Work to be completed |
Transcribe the listing in full, excluding any pictures.
......
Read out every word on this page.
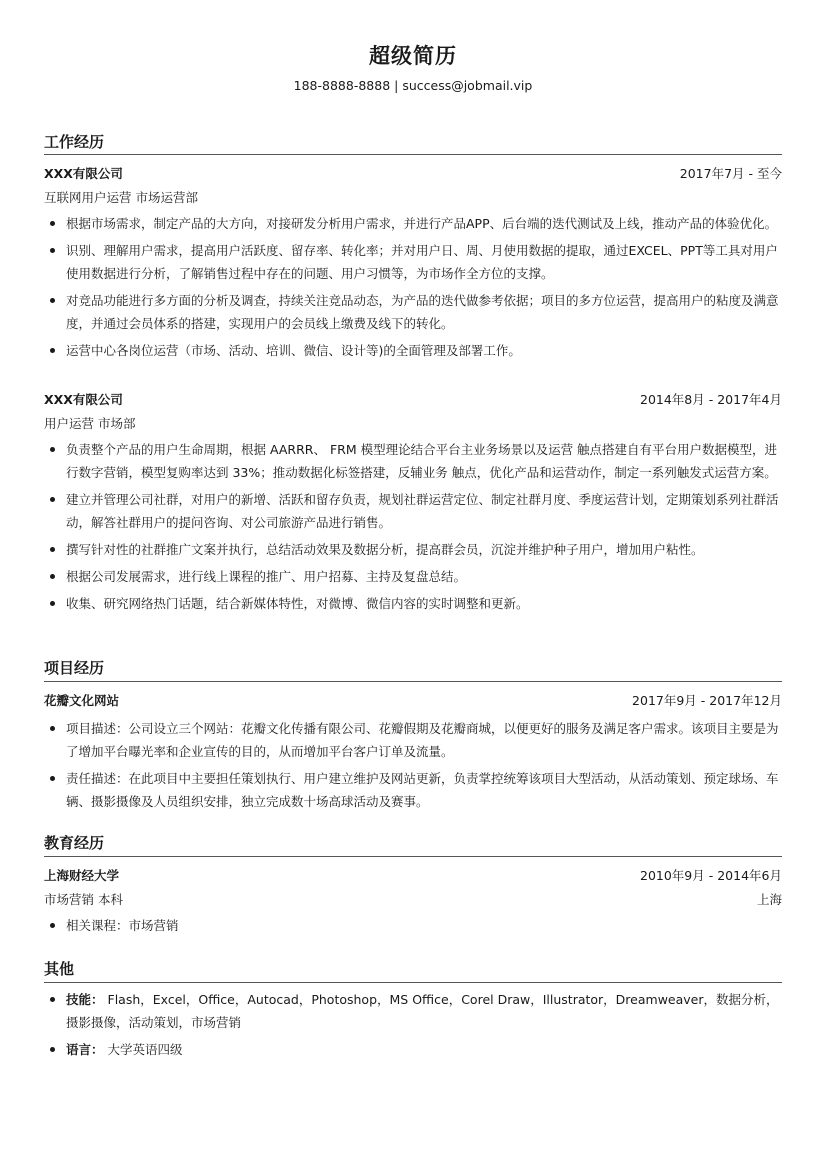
超级简历
188-8888-8888 | success@jobmail.vip
工作经历
XXX有限公司	2017年7月 - 至今
互联网用户运营 市场运营部
根据市场需求，制定产品的大方向，对接研发分析用户需求，并进行产品APP、后台端的迭代测试及上线，推动产品的体验优化。
识别、理解用户需求，提高用户活跃度、留存率、转化率；并对用户日、周、月使用数据的提取，通过EXCEL、PPT等工具对用户使用数据进行分析，了解销售过程中存在的问题、用户习惯等，为市场作全方位的支撑。
对竞品功能进行多方面的分析及调查，持续关注竞品动态，为产品的迭代做参考依据；项目的多方位运营，提高用户的粘度及满意度，并通过会员体系的搭建，实现用户的会员线上缴费及线下的转化。
运营中心各岗位运营（市场、活动、培训、微信、设计等)的全面管理及部署工作。
XXX有限公司	2014年8月 - 2017年4月
用户运营 市场部
负责整个产品的用户生命周期，根据 AARRR、 FRM 模型理论结合平台主业务场景以及运营 触点搭建自有平台用户数据模型，进行数字营销，模型复购率达到 33%；推动数据化标签搭建，反辅业务 触点，优化产品和运营动作，制定一系列触发式运营方案。
建立并管理公司社群，对用户的新增、活跃和留存负责，规划社群运营定位、制定社群月度、季度运营计划，定期策划系列社群活动，解答社群用户的提问咨询、对公司旅游产品进行销售。
撰写针对性的社群推广文案并执行，总结活动效果及数据分析，提高群会员，沉淀并维护种子用户，增加用户粘性。
根据公司发展需求，进行线上课程的推广、用户招募、主持及复盘总结。
收集、研究网络热门话题，结合新媒体特性，对微博、微信内容的实时调整和更新。
项目经历
花瓣文化网站	2017年9月 - 2017年12月
项目描述：公司设立三个网站：花瓣文化传播有限公司、花瓣假期及花瓣商城，以便更好的服务及满足客户需求。该项目主要是为了增加平台曝光率和企业宣传的目的，从而增加平台客户订单及流量。
责任描述：在此项目中主要担任策划执行、用户建立维护及网站更新，负责掌控统筹该项目大型活动，从活动策划、预定球场、车辆、摄影摄像及人员组织安排，独立完成数十场高球活动及赛事。
教育经历
上海财经大学	2010年9月 - 2014年6月
市场营销 本科	上海
相关课程：市场营销
其他
技能： Flash，Excel，Office，Autocad，Photoshop，MS Office，Corel Draw，Illustrator，Dreamweaver，数据分析，摄影摄像，活动策划，市场营销
语言： 大学英语四级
......
Complete response |
Read out every word on this page.
超级简历
188-8888-8888 | success@jobmail.vip
工作经历
XXX有限公司	2017年7月 - 至今
互联网用户运营 市场运营部
根据市场需求，制定产品的大方向，对接研发分析用户需求，并进行产品APP、后台端的迭代测试及上线，推动产品的体验优化。
识别、理解用户需求，提高用户活跃度、留存率、转化率；并对用户日、周、月使用数据的提取，通过EXCEL、PPT等工具对用户使用数据进行分析，了解销售过程中存在的问题、用户习惯等，为市场作全方位的支撑。
对竞品功能进行多方面的分析及调查，持续关注竞品动态，为产品的迭代做参考依据；项目的多方位运营，提高用户的粘度及满意度，并通过会员体系的搭建，实现用户的会员线上缴费及线下的转化。
运营中心各岗位运营（市场、活动、培训、微信、设计等)的全面管理及部署工作。
XXX有限公司	2014年8月 - 2017年4月
用户运营 市场部
负责整个产品的用户生命周期，根据 AARRR、 FRM 模型理论结合平台主业务场景以及运营 触点搭建自有平台用户数据模型，进行数字营销，模型复购率达到 33%；推动数据化标签搭建，反辅业务 触点，优化产品和运营动作，制定一系列触发式运营方案。
建立并管理公司社群，对用户的新增、活跃和留存负责，规划社群运营定位、制定社群月度、季度运营计划，定期策划系列社群活动，解答社群用户的提问咨询、对公司旅游产品进行销售。
撰写针对性的社群推广文案并执行，总结活动效果及数据分析，提高群会员，沉淀并维护种子用户，增加用户粘性。
根据公司发展需求，进行线上课程的推广、用户招募、主持及复盘总结。
收集、研究网络热门话题，结合新媒体特性，对微博、微信内容的实时调整和更新。
项目经历
花瓣文化网站	2017年9月 - 2017年12月
项目描述：公司设立三个网站：花瓣文化传播有限公司、花瓣假期及花瓣商城，以便更好的服务及满足客户需求。该项目主要是为了增加平台曝光率和企业宣传的目的，从而增加平台客户订单及流量。
责任描述：在此项目中主要担任策划执行、用户建立维护及网站更新，负责掌控统筹该项目大型活动，从活动策划、预定球场、车辆、摄影摄像及人员组织安排，独立完成数十场高球活动及赛事。
教育经历
上海财经大学	2010年9月 - 2014年6月
市场营销 本科	上海
相关课程：市场营销
其他
技能： Flash，Excel，Office，Autocad，Photoshop，MS Office，Corel Draw，Illustrator，Dreamweaver，数据分析，摄影摄像，活动策划，市场营销
语言： 大学英语四级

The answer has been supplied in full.